Lay out the entries from the very first line through the line containing "isobar-label-text: 1020 [338,570,376,588]" as a Markdown table with the columns Row and Entry, numbering each line and omitting blank lines.

## BEGIN

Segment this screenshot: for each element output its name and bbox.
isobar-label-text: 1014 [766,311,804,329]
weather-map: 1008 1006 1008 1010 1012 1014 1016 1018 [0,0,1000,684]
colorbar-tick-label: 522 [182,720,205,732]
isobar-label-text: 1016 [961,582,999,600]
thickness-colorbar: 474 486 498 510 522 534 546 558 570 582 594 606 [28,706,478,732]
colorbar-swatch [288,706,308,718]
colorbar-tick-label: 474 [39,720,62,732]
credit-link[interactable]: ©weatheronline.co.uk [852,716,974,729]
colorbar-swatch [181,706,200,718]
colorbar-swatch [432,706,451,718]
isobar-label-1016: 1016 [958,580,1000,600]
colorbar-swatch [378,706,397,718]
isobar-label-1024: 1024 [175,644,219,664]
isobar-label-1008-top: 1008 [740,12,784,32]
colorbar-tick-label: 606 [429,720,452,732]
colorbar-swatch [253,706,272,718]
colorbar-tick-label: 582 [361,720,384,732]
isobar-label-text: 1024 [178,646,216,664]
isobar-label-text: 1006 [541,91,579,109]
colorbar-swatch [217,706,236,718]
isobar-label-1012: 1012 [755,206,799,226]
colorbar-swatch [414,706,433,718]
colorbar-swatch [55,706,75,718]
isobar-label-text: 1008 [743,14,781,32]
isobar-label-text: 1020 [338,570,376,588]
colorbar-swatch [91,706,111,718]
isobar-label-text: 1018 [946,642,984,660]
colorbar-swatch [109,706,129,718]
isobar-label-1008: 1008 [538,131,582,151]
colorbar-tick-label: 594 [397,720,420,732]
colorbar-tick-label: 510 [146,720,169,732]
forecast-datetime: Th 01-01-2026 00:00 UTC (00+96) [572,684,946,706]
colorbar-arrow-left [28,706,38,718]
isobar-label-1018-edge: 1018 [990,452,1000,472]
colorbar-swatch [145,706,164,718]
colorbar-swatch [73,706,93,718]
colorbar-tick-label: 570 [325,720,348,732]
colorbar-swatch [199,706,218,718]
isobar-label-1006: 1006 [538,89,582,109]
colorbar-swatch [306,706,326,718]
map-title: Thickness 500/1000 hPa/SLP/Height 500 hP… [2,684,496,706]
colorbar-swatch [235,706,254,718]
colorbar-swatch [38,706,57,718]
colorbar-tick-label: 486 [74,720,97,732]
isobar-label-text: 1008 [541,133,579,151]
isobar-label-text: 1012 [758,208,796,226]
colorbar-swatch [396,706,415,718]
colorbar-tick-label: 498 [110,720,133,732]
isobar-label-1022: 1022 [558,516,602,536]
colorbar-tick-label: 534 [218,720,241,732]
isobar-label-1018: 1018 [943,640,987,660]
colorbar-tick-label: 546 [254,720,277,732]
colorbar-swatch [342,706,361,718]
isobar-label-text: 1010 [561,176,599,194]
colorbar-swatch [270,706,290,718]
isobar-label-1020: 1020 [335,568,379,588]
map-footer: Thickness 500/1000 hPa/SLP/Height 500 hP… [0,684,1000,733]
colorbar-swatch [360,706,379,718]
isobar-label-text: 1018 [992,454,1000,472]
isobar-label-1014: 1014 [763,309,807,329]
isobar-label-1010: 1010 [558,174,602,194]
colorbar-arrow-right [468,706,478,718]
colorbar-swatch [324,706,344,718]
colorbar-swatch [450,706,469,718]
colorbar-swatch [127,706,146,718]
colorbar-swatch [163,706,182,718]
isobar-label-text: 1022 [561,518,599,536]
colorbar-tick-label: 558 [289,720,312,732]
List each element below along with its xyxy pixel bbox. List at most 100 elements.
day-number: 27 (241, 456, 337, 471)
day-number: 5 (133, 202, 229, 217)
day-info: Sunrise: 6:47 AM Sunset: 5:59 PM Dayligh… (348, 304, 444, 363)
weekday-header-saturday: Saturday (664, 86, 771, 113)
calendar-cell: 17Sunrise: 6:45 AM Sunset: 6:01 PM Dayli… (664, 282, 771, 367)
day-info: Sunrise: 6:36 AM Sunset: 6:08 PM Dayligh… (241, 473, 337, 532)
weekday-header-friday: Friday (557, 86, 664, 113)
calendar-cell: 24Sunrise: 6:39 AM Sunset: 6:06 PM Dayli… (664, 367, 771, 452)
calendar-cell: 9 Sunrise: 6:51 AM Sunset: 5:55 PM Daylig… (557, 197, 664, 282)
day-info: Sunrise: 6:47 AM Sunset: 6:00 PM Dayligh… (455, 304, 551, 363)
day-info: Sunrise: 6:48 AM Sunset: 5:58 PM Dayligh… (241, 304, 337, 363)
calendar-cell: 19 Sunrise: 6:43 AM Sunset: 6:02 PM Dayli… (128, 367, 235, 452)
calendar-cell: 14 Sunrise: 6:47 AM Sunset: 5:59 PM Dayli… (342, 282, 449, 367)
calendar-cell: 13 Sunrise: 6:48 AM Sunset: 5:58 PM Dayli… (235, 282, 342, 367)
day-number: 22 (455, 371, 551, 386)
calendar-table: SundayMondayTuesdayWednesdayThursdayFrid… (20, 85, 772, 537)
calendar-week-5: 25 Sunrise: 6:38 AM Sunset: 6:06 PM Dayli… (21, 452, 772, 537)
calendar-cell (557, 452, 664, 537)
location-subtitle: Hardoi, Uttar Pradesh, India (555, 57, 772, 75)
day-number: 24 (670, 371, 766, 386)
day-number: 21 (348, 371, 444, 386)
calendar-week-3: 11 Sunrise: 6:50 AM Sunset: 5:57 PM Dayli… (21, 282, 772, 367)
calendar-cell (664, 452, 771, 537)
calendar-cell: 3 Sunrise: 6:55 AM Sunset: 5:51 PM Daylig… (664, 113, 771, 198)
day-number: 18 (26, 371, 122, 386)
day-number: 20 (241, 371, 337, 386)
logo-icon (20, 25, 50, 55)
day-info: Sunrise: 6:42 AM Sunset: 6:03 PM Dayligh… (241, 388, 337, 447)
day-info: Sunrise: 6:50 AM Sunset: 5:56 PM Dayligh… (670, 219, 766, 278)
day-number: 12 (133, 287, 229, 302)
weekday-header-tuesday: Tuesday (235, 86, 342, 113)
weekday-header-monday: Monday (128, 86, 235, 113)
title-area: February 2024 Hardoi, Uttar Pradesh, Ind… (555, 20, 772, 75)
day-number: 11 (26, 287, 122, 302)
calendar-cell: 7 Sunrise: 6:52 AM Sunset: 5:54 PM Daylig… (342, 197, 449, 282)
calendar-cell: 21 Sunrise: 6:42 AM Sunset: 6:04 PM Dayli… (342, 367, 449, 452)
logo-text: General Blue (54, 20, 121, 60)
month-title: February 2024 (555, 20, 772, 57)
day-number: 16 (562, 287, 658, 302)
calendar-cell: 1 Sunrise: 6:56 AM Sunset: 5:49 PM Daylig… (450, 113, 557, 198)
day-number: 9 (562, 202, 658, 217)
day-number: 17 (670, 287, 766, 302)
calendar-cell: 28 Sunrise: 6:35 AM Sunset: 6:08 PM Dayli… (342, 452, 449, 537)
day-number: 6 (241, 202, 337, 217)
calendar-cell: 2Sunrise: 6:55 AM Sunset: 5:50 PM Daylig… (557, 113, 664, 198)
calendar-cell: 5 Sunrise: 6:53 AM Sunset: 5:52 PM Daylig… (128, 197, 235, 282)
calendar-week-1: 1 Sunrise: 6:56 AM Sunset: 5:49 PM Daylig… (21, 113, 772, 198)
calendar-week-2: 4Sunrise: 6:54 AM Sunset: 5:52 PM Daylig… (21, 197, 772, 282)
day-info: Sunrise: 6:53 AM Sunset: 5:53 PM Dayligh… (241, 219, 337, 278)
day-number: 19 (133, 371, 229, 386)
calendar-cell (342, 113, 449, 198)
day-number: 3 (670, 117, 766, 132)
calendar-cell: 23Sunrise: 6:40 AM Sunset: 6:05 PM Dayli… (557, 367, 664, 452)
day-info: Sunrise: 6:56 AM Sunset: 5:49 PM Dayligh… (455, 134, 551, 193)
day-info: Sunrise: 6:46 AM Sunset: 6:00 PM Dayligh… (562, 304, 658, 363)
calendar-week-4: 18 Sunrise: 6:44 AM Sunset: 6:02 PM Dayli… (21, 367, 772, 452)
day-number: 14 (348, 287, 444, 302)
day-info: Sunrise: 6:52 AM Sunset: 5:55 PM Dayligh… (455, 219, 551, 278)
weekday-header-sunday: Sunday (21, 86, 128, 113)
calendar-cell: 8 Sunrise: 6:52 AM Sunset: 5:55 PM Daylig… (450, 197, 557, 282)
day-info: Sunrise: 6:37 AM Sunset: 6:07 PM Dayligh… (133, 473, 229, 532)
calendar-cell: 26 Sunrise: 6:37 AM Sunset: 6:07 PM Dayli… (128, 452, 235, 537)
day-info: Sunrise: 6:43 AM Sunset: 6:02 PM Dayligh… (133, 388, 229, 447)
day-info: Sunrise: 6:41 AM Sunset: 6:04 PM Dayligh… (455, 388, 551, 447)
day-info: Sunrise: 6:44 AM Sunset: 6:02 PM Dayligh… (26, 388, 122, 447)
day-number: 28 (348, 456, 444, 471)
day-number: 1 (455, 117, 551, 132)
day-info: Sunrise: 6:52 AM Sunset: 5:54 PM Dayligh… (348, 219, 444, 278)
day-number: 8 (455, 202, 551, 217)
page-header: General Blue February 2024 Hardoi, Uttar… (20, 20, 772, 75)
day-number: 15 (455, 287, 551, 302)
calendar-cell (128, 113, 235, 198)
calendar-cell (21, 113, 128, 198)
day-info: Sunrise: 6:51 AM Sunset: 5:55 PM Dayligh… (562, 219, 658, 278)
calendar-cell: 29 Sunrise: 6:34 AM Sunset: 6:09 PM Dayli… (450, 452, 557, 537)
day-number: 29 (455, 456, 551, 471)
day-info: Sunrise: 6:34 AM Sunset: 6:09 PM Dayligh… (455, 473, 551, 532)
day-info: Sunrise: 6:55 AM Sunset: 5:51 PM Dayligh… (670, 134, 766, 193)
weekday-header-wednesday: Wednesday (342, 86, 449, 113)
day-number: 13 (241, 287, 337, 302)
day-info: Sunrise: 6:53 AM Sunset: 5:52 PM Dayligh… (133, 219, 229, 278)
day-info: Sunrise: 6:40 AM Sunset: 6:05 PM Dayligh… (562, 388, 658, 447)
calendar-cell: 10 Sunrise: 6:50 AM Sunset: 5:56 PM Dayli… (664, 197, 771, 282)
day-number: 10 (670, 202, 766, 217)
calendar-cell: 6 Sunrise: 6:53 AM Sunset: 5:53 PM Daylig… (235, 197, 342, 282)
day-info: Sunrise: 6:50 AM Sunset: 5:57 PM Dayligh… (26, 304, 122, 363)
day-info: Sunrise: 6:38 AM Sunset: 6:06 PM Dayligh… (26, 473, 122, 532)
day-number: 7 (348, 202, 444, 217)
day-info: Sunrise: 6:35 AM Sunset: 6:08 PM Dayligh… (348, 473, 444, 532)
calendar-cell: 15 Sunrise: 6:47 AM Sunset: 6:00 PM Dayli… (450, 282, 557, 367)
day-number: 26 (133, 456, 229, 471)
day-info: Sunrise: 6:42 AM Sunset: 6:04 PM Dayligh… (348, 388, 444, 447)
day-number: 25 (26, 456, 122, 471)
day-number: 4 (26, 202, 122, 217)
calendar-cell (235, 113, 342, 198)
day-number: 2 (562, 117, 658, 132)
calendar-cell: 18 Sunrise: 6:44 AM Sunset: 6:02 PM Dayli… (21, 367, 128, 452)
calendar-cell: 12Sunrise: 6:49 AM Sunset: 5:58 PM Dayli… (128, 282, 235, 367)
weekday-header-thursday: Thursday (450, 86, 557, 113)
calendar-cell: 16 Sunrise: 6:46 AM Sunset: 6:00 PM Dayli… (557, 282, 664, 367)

## END

# SOLUTION FOR THIS TASK
| Row | Entry |
|---|---|
| 1 | Segment this screenshot: for each element output its name and bbox. |
| 2 | isobar-label-text: 1014 [766,311,804,329] |
| 3 | weather-map: 1008 1006 1008 1010 1012 1014 1016 1018 [0,0,1000,684] |
| 4 | colorbar-tick-label: 522 [182,720,205,732] |
| 5 | isobar-label-text: 1016 [961,582,999,600] |
| 6 | thickness-colorbar: 474 486 498 510 522 534 546 558 570 582 594 606 [28,706,478,732] |
| 7 | colorbar-swatch [288,706,308,718] |
| 8 | colorbar-tick-label: 474 [39,720,62,732] |
| 9 | credit-link[interactable]: ©weatheronline.co.uk [852,716,974,729] |
| 10 | colorbar-swatch [181,706,200,718] |
| 11 | colorbar-swatch [432,706,451,718] |
| 12 | isobar-label-1016: 1016 [958,580,1000,600] |
| 13 | colorbar-swatch [378,706,397,718] |
| 14 | isobar-label-1024: 1024 [175,644,219,664] |
| 15 | isobar-label-1008-top: 1008 [740,12,784,32] |
| 16 | colorbar-tick-label: 606 [429,720,452,732] |
| 17 | colorbar-swatch [253,706,272,718] |
| 18 | colorbar-tick-label: 582 [361,720,384,732] |
| 19 | isobar-label-text: 1024 [178,646,216,664] |
| 20 | isobar-label-text: 1006 [541,91,579,109] |
| 21 | colorbar-swatch [217,706,236,718] |
| 22 | isobar-label-1012: 1012 [755,206,799,226] |
| 23 | colorbar-swatch [414,706,433,718] |
| 24 | colorbar-swatch [55,706,75,718] |
| 25 | isobar-label-text: 1008 [743,14,781,32] |
| 26 | isobar-label-text: 1020 [338,570,376,588] |